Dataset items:

● ● ●

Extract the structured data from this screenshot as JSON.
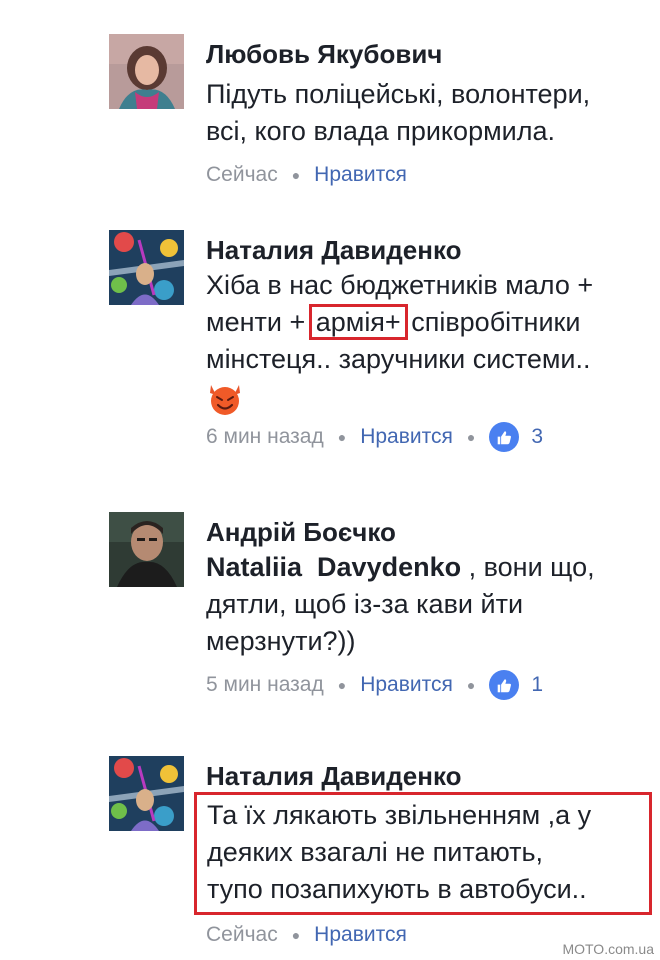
{
  "comments": [
    {
      "author": "Любовь Якубович",
      "lines": [
        "Підуть поліцейські, волонтери,",
        "всі, кого влада прикормила."
      ],
      "time": "Сейчас",
      "like_label": "Нравится",
      "like_count": null
    },
    {
      "author": "Наталия Давиденко",
      "line1": "Хіба в нас бюджетників мало +",
      "line2_pre": "менти + ",
      "line2_highlight": "армія+",
      "line2_post": " співробітники",
      "line3": "мінстеця.. заручники системи..",
      "emoji": "smiling-devil-emoji",
      "time": "6 мин назад",
      "like_label": "Нравится",
      "like_count": "3"
    },
    {
      "author": "Андрій Боєчко",
      "mention": "Nataliia  Davydenko",
      "line1_post": " , вони що,",
      "lines": [
        "дятли, щоб із-за кави йти",
        "мерзнути?))"
      ],
      "time": "5 мин назад",
      "like_label": "Нравится",
      "like_count": "1"
    },
    {
      "author": "Наталия Давиденко",
      "lines": [
        "Та їх лякають звільненням ,а у",
        "деяких взагалі не питають,",
        "тупо позапихують в автобуси.."
      ],
      "time": "Сейчас",
      "like_label": "Нравится",
      "like_count": null
    }
  ],
  "colors": {
    "text": "#1d2129",
    "meta": "#90949c",
    "link": "#4267b2",
    "like_badge": "#4a80f0",
    "highlight_border": "#d8262d"
  },
  "watermark": "MOTO.com.ua"
}
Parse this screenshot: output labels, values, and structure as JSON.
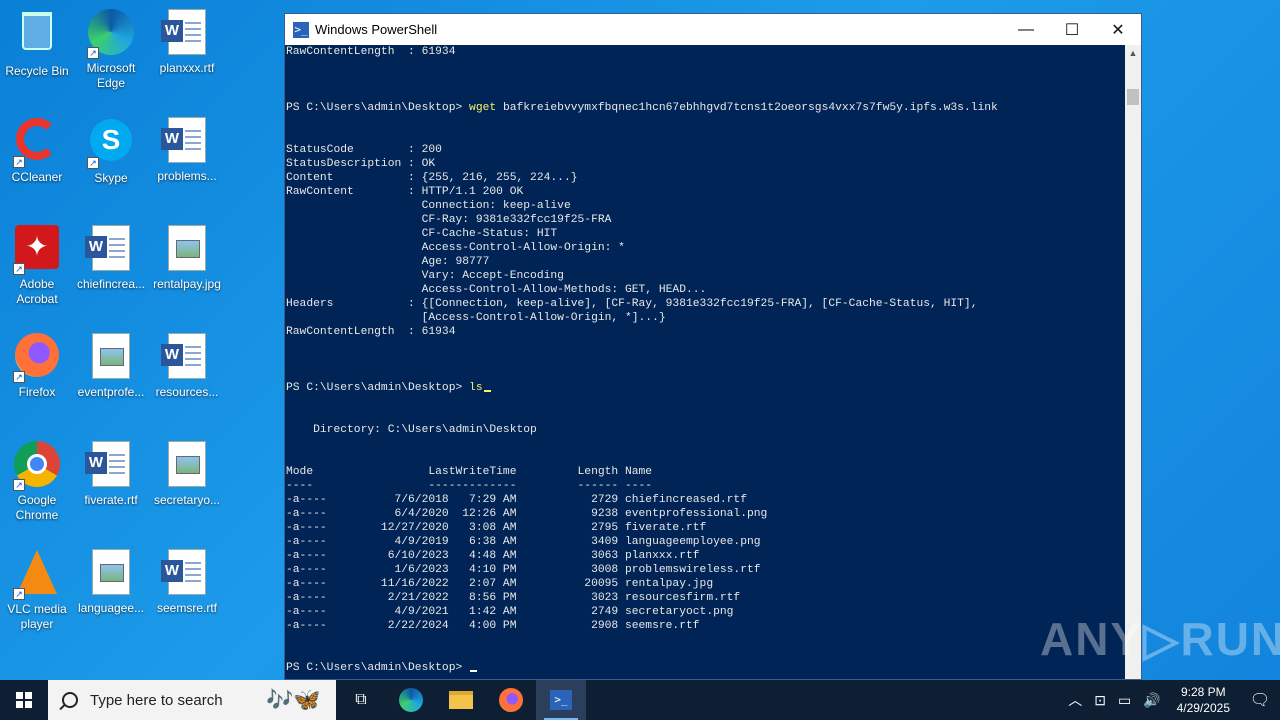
{
  "desktop": {
    "icons": [
      {
        "label": "Recycle Bin"
      },
      {
        "label": "Microsoft Edge"
      },
      {
        "label": "planxxx.rtf"
      },
      {
        "label": "CCleaner"
      },
      {
        "label": "Skype"
      },
      {
        "label": "problems..."
      },
      {
        "label": "Adobe Acrobat"
      },
      {
        "label": "chiefincrea..."
      },
      {
        "label": "rentalpay.jpg"
      },
      {
        "label": "Firefox"
      },
      {
        "label": "eventprofe..."
      },
      {
        "label": "resources..."
      },
      {
        "label": "Google Chrome"
      },
      {
        "label": "fiverate.rtf"
      },
      {
        "label": "secretaryo..."
      },
      {
        "label": "VLC media player"
      },
      {
        "label": "languagee..."
      },
      {
        "label": "seemsre.rtf"
      }
    ]
  },
  "window": {
    "title": "Windows PowerShell",
    "minimize": "—",
    "maximize": "☐",
    "close": "✕"
  },
  "console": {
    "l1": "RawContentLength  : 61934",
    "prompt1": "PS C:\\Users\\admin\\Desktop> ",
    "cmd1": "wget",
    "arg1": " bafkreiebvvymxfbqnec1hcn67ebhhgvd7tcns1t2oeorsgs4vxx7s7fw5y.ipfs.w3s.link",
    "response": "StatusCode        : 200\nStatusDescription : OK\nContent           : {255, 216, 255, 224...}\nRawContent        : HTTP/1.1 200 OK\n                    Connection: keep-alive\n                    CF-Ray: 9381e332fcc19f25-FRA\n                    CF-Cache-Status: HIT\n                    Access-Control-Allow-Origin: *\n                    Age: 98777\n                    Vary: Accept-Encoding\n                    Access-Control-Allow-Methods: GET, HEAD...\nHeaders           : {[Connection, keep-alive], [CF-Ray, 9381e332fcc19f25-FRA], [CF-Cache-Status, HIT],\n                    [Access-Control-Allow-Origin, *]...}\nRawContentLength  : 61934",
    "prompt2": "PS C:\\Users\\admin\\Desktop> ",
    "cmd2": "ls",
    "directory": "    Directory: C:\\Users\\admin\\Desktop",
    "listing": "Mode                 LastWriteTime         Length Name\n----                 -------------         ------ ----\n-a----          7/6/2018   7:29 AM           2729 chiefincreased.rtf\n-a----          6/4/2020  12:26 AM           9238 eventprofessional.png\n-a----        12/27/2020   3:08 AM           2795 fiverate.rtf\n-a----          4/9/2019   6:38 AM           3409 languageemployee.png\n-a----         6/10/2023   4:48 AM           3063 planxxx.rtf\n-a----          1/6/2023   4:10 PM           3008 problemswireless.rtf\n-a----        11/16/2022   2:07 AM          20095 rentalpay.jpg\n-a----         2/21/2022   8:56 PM           3023 resourcesfirm.rtf\n-a----          4/9/2021   1:42 AM           2749 secretaryoct.png\n-a----         2/22/2024   4:00 PM           2908 seemsre.rtf",
    "prompt3": "PS C:\\Users\\admin\\Desktop> "
  },
  "watermark": "ANY▷RUN",
  "taskbar": {
    "search_placeholder": "Type here to search",
    "time": "9:28 PM",
    "date": "4/29/2025"
  },
  "icons": {
    "start": "windows-logo-icon",
    "search": "search-icon",
    "task_view": "task-view-icon",
    "edge": "edge-icon",
    "explorer": "folder-icon",
    "firefox": "firefox-icon",
    "powershell": "powershell-icon"
  },
  "colors": {
    "console_bg": "#012456",
    "command_yellow": "#f5f56a",
    "desktop_blue": "#1283dc",
    "taskbar": "#0e1e33"
  }
}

● ● ●

§ **Exercise aim**
Return the listing above word for word, with the pictures removed.

§ **Result**
Extract the structured data from this screenshot as JSON.
{
  "comments": [
    {
      "author": "Любовь Якубович",
      "lines": [
        "Підуть поліцейські, волонтери,",
        "всі, кого влада прикормила."
      ],
      "time": "Сейчас",
      "like_label": "Нравится",
      "like_count": null
    },
    {
      "author": "Наталия Давиденко",
      "line1": "Хіба в нас бюджетників мало +",
      "line2_pre": "менти + ",
      "line2_highlight": "армія+",
      "line2_post": " співробітники",
      "line3": "мінстеця.. заручники системи..",
      "emoji": "smiling-devil-emoji",
      "time": "6 мин назад",
      "like_label": "Нравится",
      "like_count": "3"
    },
    {
      "author": "Андрій Боєчко",
      "mention": "Nataliia  Davydenko",
      "line1_post": " , вони що,",
      "lines": [
        "дятли, щоб із-за кави йти",
        "мерзнути?))"
      ],
      "time": "5 мин назад",
      "like_label": "Нравится",
      "like_count": "1"
    },
    {
      "author": "Наталия Давиденко",
      "lines": [
        "Та їх лякають звільненням ,а у",
        "деяких взагалі не питають,",
        "тупо позапихують в автобуси.."
      ],
      "time": "Сейчас",
      "like_label": "Нравится",
      "like_count": null
    }
  ],
  "colors": {
    "text": "#1d2129",
    "meta": "#90949c",
    "link": "#4267b2",
    "like_badge": "#4a80f0",
    "highlight_border": "#d8262d"
  },
  "watermark": "MOTO.com.ua"
}
Parse this screenshot: output labels, values, and structure as JSON.
{
  "desktop": {
    "icons": [
      {
        "label": "Recycle Bin"
      },
      {
        "label": "Microsoft Edge"
      },
      {
        "label": "planxxx.rtf"
      },
      {
        "label": "CCleaner"
      },
      {
        "label": "Skype"
      },
      {
        "label": "problems..."
      },
      {
        "label": "Adobe Acrobat"
      },
      {
        "label": "chiefincrea..."
      },
      {
        "label": "rentalpay.jpg"
      },
      {
        "label": "Firefox"
      },
      {
        "label": "eventprofe..."
      },
      {
        "label": "resources..."
      },
      {
        "label": "Google Chrome"
      },
      {
        "label": "fiverate.rtf"
      },
      {
        "label": "secretaryo..."
      },
      {
        "label": "VLC media player"
      },
      {
        "label": "languagee..."
      },
      {
        "label": "seemsre.rtf"
      }
    ]
  },
  "window": {
    "title": "Windows PowerShell",
    "minimize": "—",
    "maximize": "☐",
    "close": "✕"
  },
  "console": {
    "l1": "RawContentLength  : 61934",
    "prompt1": "PS C:\\Users\\admin\\Desktop> ",
    "cmd1": "wget",
    "arg1": " bafkreiebvvymxfbqnec1hcn67ebhhgvd7tcns1t2oeorsgs4vxx7s7fw5y.ipfs.w3s.link",
    "response": "StatusCode        : 200\nStatusDescription : OK\nContent           : {255, 216, 255, 224...}\nRawContent        : HTTP/1.1 200 OK\n                    Connection: keep-alive\n                    CF-Ray: 9381e332fcc19f25-FRA\n                    CF-Cache-Status: HIT\n                    Access-Control-Allow-Origin: *\n                    Age: 98777\n                    Vary: Accept-Encoding\n                    Access-Control-Allow-Methods: GET, HEAD...\nHeaders           : {[Connection, keep-alive], [CF-Ray, 9381e332fcc19f25-FRA], [CF-Cache-Status, HIT],\n                    [Access-Control-Allow-Origin, *]...}\nRawContentLength  : 61934",
    "prompt2": "PS C:\\Users\\admin\\Desktop> ",
    "cmd2": "ls",
    "directory": "    Directory: C:\\Users\\admin\\Desktop",
    "listing": "Mode                 LastWriteTime         Length Name\n----                 -------------         ------ ----\n-a----          7/6/2018   7:29 AM           2729 chiefincreased.rtf\n-a----          6/4/2020  12:26 AM           9238 eventprofessional.png\n-a----        12/27/2020   3:08 AM           2795 fiverate.rtf\n-a----          4/9/2019   6:38 AM           3409 languageemployee.png\n-a----         6/10/2023   4:48 AM           3063 planxxx.rtf\n-a----          1/6/2023   4:10 PM           3008 problemswireless.rtf\n-a----        11/16/2022   2:07 AM          20095 rentalpay.jpg\n-a----         2/21/2022   8:56 PM           3023 resourcesfirm.rtf\n-a----          4/9/2021   1:42 AM           2749 secretaryoct.png\n-a----         2/22/2024   4:00 PM           2908 seemsre.rtf",
    "prompt3": "PS C:\\Users\\admin\\Desktop> "
  },
  "watermark": "ANY▷RUN",
  "taskbar": {
    "search_placeholder": "Type here to search",
    "time": "9:28 PM",
    "date": "4/29/2025"
  },
  "icons": {
    "start": "windows-logo-icon",
    "search": "search-icon",
    "task_view": "task-view-icon",
    "edge": "edge-icon",
    "explorer": "folder-icon",
    "firefox": "firefox-icon",
    "powershell": "powershell-icon"
  },
  "colors": {
    "console_bg": "#012456",
    "command_yellow": "#f5f56a",
    "desktop_blue": "#1283dc",
    "taskbar": "#0e1e33"
  }
}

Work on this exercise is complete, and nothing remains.